## Given exercise
Give the material once more, word for word, without any images.

## start Provided data

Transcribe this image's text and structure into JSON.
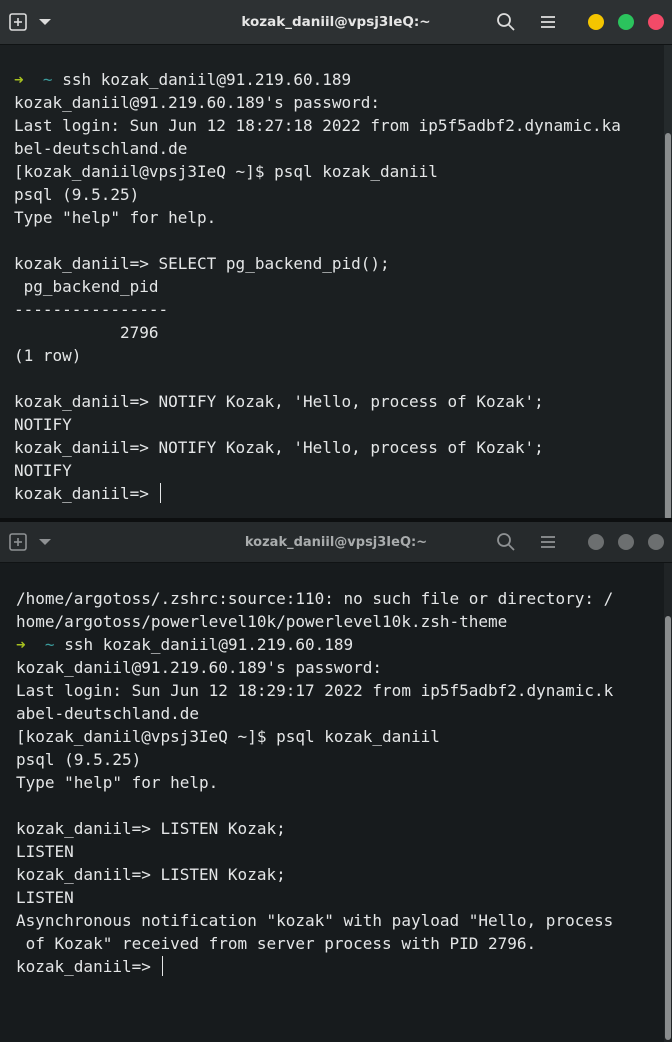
{
  "windows": [
    {
      "title": "kozak_daniil@vpsj3IeQ:~",
      "buttons": {
        "new_tab": "new-tab-icon",
        "tab_menu": "chevron-down-icon",
        "search": "search-icon",
        "menu": "hamburger-menu-icon"
      },
      "controls": {
        "minimize_color": "#f4c500",
        "maximize_color": "#2bc35d",
        "close_color": "#f24a68"
      },
      "lines": [
        {
          "arrow": "➜",
          "tilde": "~",
          "text": "ssh kozak_daniil@91.219.60.189"
        },
        {
          "text": "kozak_daniil@91.219.60.189's password:"
        },
        {
          "text": "Last login: Sun Jun 12 18:27:18 2022 from ip5f5adbf2.dynamic.ka"
        },
        {
          "text": "bel-deutschland.de"
        },
        {
          "text": "[kozak_daniil@vpsj3IeQ ~]$ psql kozak_daniil"
        },
        {
          "text": "psql (9.5.25)"
        },
        {
          "text": "Type \"help\" for help."
        },
        {
          "text": ""
        },
        {
          "text": "kozak_daniil=> SELECT pg_backend_pid();"
        },
        {
          "text": " pg_backend_pid"
        },
        {
          "text": "----------------"
        },
        {
          "text": "           2796"
        },
        {
          "text": "(1 row)"
        },
        {
          "text": ""
        },
        {
          "text": "kozak_daniil=> NOTIFY Kozak, 'Hello, process of Kozak';"
        },
        {
          "text": "NOTIFY"
        },
        {
          "text": "kozak_daniil=> NOTIFY Kozak, 'Hello, process of Kozak';"
        },
        {
          "text": "NOTIFY"
        },
        {
          "text": "kozak_daniil=> ",
          "cursor": true
        }
      ]
    },
    {
      "title": "kozak_daniil@vpsj3IeQ:~",
      "buttons": {
        "new_tab": "new-tab-icon",
        "tab_menu": "chevron-down-icon",
        "search": "search-icon",
        "menu": "hamburger-menu-icon"
      },
      "controls": {
        "minimize_color": "#6c6f70",
        "maximize_color": "#6c6f70",
        "close_color": "#6c6f70"
      },
      "lines": [
        {
          "text": "/home/argotoss/.zshrc:source:110: no such file or directory: /"
        },
        {
          "text": "home/argotoss/powerlevel10k/powerlevel10k.zsh-theme"
        },
        {
          "arrow": "➜",
          "tilde": "~",
          "text": "ssh kozak_daniil@91.219.60.189"
        },
        {
          "text": "kozak_daniil@91.219.60.189's password:"
        },
        {
          "text": "Last login: Sun Jun 12 18:29:17 2022 from ip5f5adbf2.dynamic.k"
        },
        {
          "text": "abel-deutschland.de"
        },
        {
          "text": "[kozak_daniil@vpsj3IeQ ~]$ psql kozak_daniil"
        },
        {
          "text": "psql (9.5.25)"
        },
        {
          "text": "Type \"help\" for help."
        },
        {
          "text": ""
        },
        {
          "text": "kozak_daniil=> LISTEN Kozak;"
        },
        {
          "text": "LISTEN"
        },
        {
          "text": "kozak_daniil=> LISTEN Kozak;"
        },
        {
          "text": "LISTEN"
        },
        {
          "text": "Asynchronous notification \"kozak\" with payload \"Hello, process"
        },
        {
          "text": " of Kozak\" received from server process with PID 2796."
        },
        {
          "text": "kozak_daniil=> ",
          "cursor": true
        }
      ]
    }
  ]
}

## end Provided data

## Complete output
Transcribe this image's text and structure into JSON.
{
  "windows": [
    {
      "title": "kozak_daniil@vpsj3IeQ:~",
      "buttons": {
        "new_tab": "new-tab-icon",
        "tab_menu": "chevron-down-icon",
        "search": "search-icon",
        "menu": "hamburger-menu-icon"
      },
      "controls": {
        "minimize_color": "#f4c500",
        "maximize_color": "#2bc35d",
        "close_color": "#f24a68"
      },
      "lines": [
        {
          "arrow": "➜",
          "tilde": "~",
          "text": "ssh kozak_daniil@91.219.60.189"
        },
        {
          "text": "kozak_daniil@91.219.60.189's password:"
        },
        {
          "text": "Last login: Sun Jun 12 18:27:18 2022 from ip5f5adbf2.dynamic.ka"
        },
        {
          "text": "bel-deutschland.de"
        },
        {
          "text": "[kozak_daniil@vpsj3IeQ ~]$ psql kozak_daniil"
        },
        {
          "text": "psql (9.5.25)"
        },
        {
          "text": "Type \"help\" for help."
        },
        {
          "text": ""
        },
        {
          "text": "kozak_daniil=> SELECT pg_backend_pid();"
        },
        {
          "text": " pg_backend_pid"
        },
        {
          "text": "----------------"
        },
        {
          "text": "           2796"
        },
        {
          "text": "(1 row)"
        },
        {
          "text": ""
        },
        {
          "text": "kozak_daniil=> NOTIFY Kozak, 'Hello, process of Kozak';"
        },
        {
          "text": "NOTIFY"
        },
        {
          "text": "kozak_daniil=> NOTIFY Kozak, 'Hello, process of Kozak';"
        },
        {
          "text": "NOTIFY"
        },
        {
          "text": "kozak_daniil=> ",
          "cursor": true
        }
      ]
    },
    {
      "title": "kozak_daniil@vpsj3IeQ:~",
      "buttons": {
        "new_tab": "new-tab-icon",
        "tab_menu": "chevron-down-icon",
        "search": "search-icon",
        "menu": "hamburger-menu-icon"
      },
      "controls": {
        "minimize_color": "#6c6f70",
        "maximize_color": "#6c6f70",
        "close_color": "#6c6f70"
      },
      "lines": [
        {
          "text": "/home/argotoss/.zshrc:source:110: no such file or directory: /"
        },
        {
          "text": "home/argotoss/powerlevel10k/powerlevel10k.zsh-theme"
        },
        {
          "arrow": "➜",
          "tilde": "~",
          "text": "ssh kozak_daniil@91.219.60.189"
        },
        {
          "text": "kozak_daniil@91.219.60.189's password:"
        },
        {
          "text": "Last login: Sun Jun 12 18:29:17 2022 from ip5f5adbf2.dynamic.k"
        },
        {
          "text": "abel-deutschland.de"
        },
        {
          "text": "[kozak_daniil@vpsj3IeQ ~]$ psql kozak_daniil"
        },
        {
          "text": "psql (9.5.25)"
        },
        {
          "text": "Type \"help\" for help."
        },
        {
          "text": ""
        },
        {
          "text": "kozak_daniil=> LISTEN Kozak;"
        },
        {
          "text": "LISTEN"
        },
        {
          "text": "kozak_daniil=> LISTEN Kozak;"
        },
        {
          "text": "LISTEN"
        },
        {
          "text": "Asynchronous notification \"kozak\" with payload \"Hello, process"
        },
        {
          "text": " of Kozak\" received from server process with PID 2796."
        },
        {
          "text": "kozak_daniil=> ",
          "cursor": true
        }
      ]
    }
  ]
}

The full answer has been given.